►

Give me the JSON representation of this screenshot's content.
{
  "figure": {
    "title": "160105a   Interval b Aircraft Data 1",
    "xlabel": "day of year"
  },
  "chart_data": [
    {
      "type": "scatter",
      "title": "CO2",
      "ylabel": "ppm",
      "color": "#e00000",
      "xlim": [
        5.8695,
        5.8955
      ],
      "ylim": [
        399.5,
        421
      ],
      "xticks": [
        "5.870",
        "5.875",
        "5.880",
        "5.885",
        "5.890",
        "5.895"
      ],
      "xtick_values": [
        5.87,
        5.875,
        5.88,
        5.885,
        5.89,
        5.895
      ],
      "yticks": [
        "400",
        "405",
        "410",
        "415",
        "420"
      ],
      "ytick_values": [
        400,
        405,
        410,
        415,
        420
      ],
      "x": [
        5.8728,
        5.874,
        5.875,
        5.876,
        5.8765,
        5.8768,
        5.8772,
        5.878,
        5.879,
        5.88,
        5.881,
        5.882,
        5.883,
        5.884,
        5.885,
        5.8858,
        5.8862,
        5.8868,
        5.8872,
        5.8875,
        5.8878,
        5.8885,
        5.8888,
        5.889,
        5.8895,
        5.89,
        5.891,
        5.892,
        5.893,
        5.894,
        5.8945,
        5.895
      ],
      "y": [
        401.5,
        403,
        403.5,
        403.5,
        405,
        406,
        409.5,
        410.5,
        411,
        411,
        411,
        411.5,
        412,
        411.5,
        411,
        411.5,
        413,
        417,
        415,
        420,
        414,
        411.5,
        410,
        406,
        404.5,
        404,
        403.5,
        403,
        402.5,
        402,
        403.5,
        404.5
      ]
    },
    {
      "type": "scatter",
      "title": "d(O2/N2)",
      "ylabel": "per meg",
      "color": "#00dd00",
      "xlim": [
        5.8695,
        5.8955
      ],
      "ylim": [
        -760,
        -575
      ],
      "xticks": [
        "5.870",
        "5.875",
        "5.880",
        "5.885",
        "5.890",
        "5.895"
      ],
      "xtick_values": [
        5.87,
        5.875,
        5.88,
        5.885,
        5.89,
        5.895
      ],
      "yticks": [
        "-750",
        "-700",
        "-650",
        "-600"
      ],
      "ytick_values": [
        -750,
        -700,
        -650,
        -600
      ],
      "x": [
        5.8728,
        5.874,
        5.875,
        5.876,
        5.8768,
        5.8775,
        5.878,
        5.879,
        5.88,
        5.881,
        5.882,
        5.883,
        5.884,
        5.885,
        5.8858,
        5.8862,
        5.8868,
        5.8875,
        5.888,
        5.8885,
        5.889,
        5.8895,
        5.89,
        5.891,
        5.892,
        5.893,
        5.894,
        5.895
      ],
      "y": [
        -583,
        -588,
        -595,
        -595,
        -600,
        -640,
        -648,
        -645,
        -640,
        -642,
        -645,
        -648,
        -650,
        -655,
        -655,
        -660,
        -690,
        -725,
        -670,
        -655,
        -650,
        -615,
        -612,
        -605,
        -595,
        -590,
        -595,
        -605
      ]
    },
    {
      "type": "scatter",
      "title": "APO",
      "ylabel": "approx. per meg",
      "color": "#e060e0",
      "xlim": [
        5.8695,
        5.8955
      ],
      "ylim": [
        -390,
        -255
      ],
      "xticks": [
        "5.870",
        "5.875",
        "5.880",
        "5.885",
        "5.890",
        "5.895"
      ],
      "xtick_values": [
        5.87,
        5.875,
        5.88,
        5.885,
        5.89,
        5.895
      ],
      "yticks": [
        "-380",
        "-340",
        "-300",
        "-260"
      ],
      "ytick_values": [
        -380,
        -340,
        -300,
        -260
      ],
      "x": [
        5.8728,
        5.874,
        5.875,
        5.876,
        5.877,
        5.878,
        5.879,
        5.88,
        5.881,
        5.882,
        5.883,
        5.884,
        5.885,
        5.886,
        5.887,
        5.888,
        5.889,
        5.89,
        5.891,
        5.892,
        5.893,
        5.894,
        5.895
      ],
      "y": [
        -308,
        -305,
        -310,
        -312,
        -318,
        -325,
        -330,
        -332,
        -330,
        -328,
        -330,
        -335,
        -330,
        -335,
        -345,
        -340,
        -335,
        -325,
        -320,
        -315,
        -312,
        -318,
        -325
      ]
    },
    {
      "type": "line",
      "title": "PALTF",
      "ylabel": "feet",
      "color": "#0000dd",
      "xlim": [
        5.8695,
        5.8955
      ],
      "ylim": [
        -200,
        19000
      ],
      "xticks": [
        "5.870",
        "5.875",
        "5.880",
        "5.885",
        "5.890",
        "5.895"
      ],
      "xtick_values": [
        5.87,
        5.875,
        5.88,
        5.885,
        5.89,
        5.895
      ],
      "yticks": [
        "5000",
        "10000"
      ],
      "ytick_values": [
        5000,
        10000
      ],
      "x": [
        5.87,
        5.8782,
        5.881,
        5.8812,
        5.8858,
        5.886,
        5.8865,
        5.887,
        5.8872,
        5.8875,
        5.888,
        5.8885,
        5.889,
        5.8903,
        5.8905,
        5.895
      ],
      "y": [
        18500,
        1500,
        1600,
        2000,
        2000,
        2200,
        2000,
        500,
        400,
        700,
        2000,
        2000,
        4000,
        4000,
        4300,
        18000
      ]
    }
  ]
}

◄

Give a word-for-word copy of the records.

Give me the JSON representation of this screenshot's content.
{
  "figure": {
    "title": "160105a   Interval b Aircraft Data 1",
    "xlabel": "day of year"
  },
  "chart_data": [
    {
      "type": "scatter",
      "title": "CO2",
      "ylabel": "ppm",
      "color": "#e00000",
      "xlim": [
        5.8695,
        5.8955
      ],
      "ylim": [
        399.5,
        421
      ],
      "xticks": [
        "5.870",
        "5.875",
        "5.880",
        "5.885",
        "5.890",
        "5.895"
      ],
      "xtick_values": [
        5.87,
        5.875,
        5.88,
        5.885,
        5.89,
        5.895
      ],
      "yticks": [
        "400",
        "405",
        "410",
        "415",
        "420"
      ],
      "ytick_values": [
        400,
        405,
        410,
        415,
        420
      ],
      "x": [
        5.8728,
        5.874,
        5.875,
        5.876,
        5.8765,
        5.8768,
        5.8772,
        5.878,
        5.879,
        5.88,
        5.881,
        5.882,
        5.883,
        5.884,
        5.885,
        5.8858,
        5.8862,
        5.8868,
        5.8872,
        5.8875,
        5.8878,
        5.8885,
        5.8888,
        5.889,
        5.8895,
        5.89,
        5.891,
        5.892,
        5.893,
        5.894,
        5.8945,
        5.895
      ],
      "y": [
        401.5,
        403,
        403.5,
        403.5,
        405,
        406,
        409.5,
        410.5,
        411,
        411,
        411,
        411.5,
        412,
        411.5,
        411,
        411.5,
        413,
        417,
        415,
        420,
        414,
        411.5,
        410,
        406,
        404.5,
        404,
        403.5,
        403,
        402.5,
        402,
        403.5,
        404.5
      ]
    },
    {
      "type": "scatter",
      "title": "d(O2/N2)",
      "ylabel": "per meg",
      "color": "#00dd00",
      "xlim": [
        5.8695,
        5.8955
      ],
      "ylim": [
        -760,
        -575
      ],
      "xticks": [
        "5.870",
        "5.875",
        "5.880",
        "5.885",
        "5.890",
        "5.895"
      ],
      "xtick_values": [
        5.87,
        5.875,
        5.88,
        5.885,
        5.89,
        5.895
      ],
      "yticks": [
        "-750",
        "-700",
        "-650",
        "-600"
      ],
      "ytick_values": [
        -750,
        -700,
        -650,
        -600
      ],
      "x": [
        5.8728,
        5.874,
        5.875,
        5.876,
        5.8768,
        5.8775,
        5.878,
        5.879,
        5.88,
        5.881,
        5.882,
        5.883,
        5.884,
        5.885,
        5.8858,
        5.8862,
        5.8868,
        5.8875,
        5.888,
        5.8885,
        5.889,
        5.8895,
        5.89,
        5.891,
        5.892,
        5.893,
        5.894,
        5.895
      ],
      "y": [
        -583,
        -588,
        -595,
        -595,
        -600,
        -640,
        -648,
        -645,
        -640,
        -642,
        -645,
        -648,
        -650,
        -655,
        -655,
        -660,
        -690,
        -725,
        -670,
        -655,
        -650,
        -615,
        -612,
        -605,
        -595,
        -590,
        -595,
        -605
      ]
    },
    {
      "type": "scatter",
      "title": "APO",
      "ylabel": "approx. per meg",
      "color": "#e060e0",
      "xlim": [
        5.8695,
        5.8955
      ],
      "ylim": [
        -390,
        -255
      ],
      "xticks": [
        "5.870",
        "5.875",
        "5.880",
        "5.885",
        "5.890",
        "5.895"
      ],
      "xtick_values": [
        5.87,
        5.875,
        5.88,
        5.885,
        5.89,
        5.895
      ],
      "yticks": [
        "-380",
        "-340",
        "-300",
        "-260"
      ],
      "ytick_values": [
        -380,
        -340,
        -300,
        -260
      ],
      "x": [
        5.8728,
        5.874,
        5.875,
        5.876,
        5.877,
        5.878,
        5.879,
        5.88,
        5.881,
        5.882,
        5.883,
        5.884,
        5.885,
        5.886,
        5.887,
        5.888,
        5.889,
        5.89,
        5.891,
        5.892,
        5.893,
        5.894,
        5.895
      ],
      "y": [
        -308,
        -305,
        -310,
        -312,
        -318,
        -325,
        -330,
        -332,
        -330,
        -328,
        -330,
        -335,
        -330,
        -335,
        -345,
        -340,
        -335,
        -325,
        -320,
        -315,
        -312,
        -318,
        -325
      ]
    },
    {
      "type": "line",
      "title": "PALTF",
      "ylabel": "feet",
      "color": "#0000dd",
      "xlim": [
        5.8695,
        5.8955
      ],
      "ylim": [
        -200,
        19000
      ],
      "xticks": [
        "5.870",
        "5.875",
        "5.880",
        "5.885",
        "5.890",
        "5.895"
      ],
      "xtick_values": [
        5.87,
        5.875,
        5.88,
        5.885,
        5.89,
        5.895
      ],
      "yticks": [
        "5000",
        "10000"
      ],
      "ytick_values": [
        5000,
        10000
      ],
      "x": [
        5.87,
        5.8782,
        5.881,
        5.8812,
        5.8858,
        5.886,
        5.8865,
        5.887,
        5.8872,
        5.8875,
        5.888,
        5.8885,
        5.889,
        5.8903,
        5.8905,
        5.895
      ],
      "y": [
        18500,
        1500,
        1600,
        2000,
        2000,
        2200,
        2000,
        500,
        400,
        700,
        2000,
        2000,
        4000,
        4000,
        4300,
        18000
      ]
    }
  ]
}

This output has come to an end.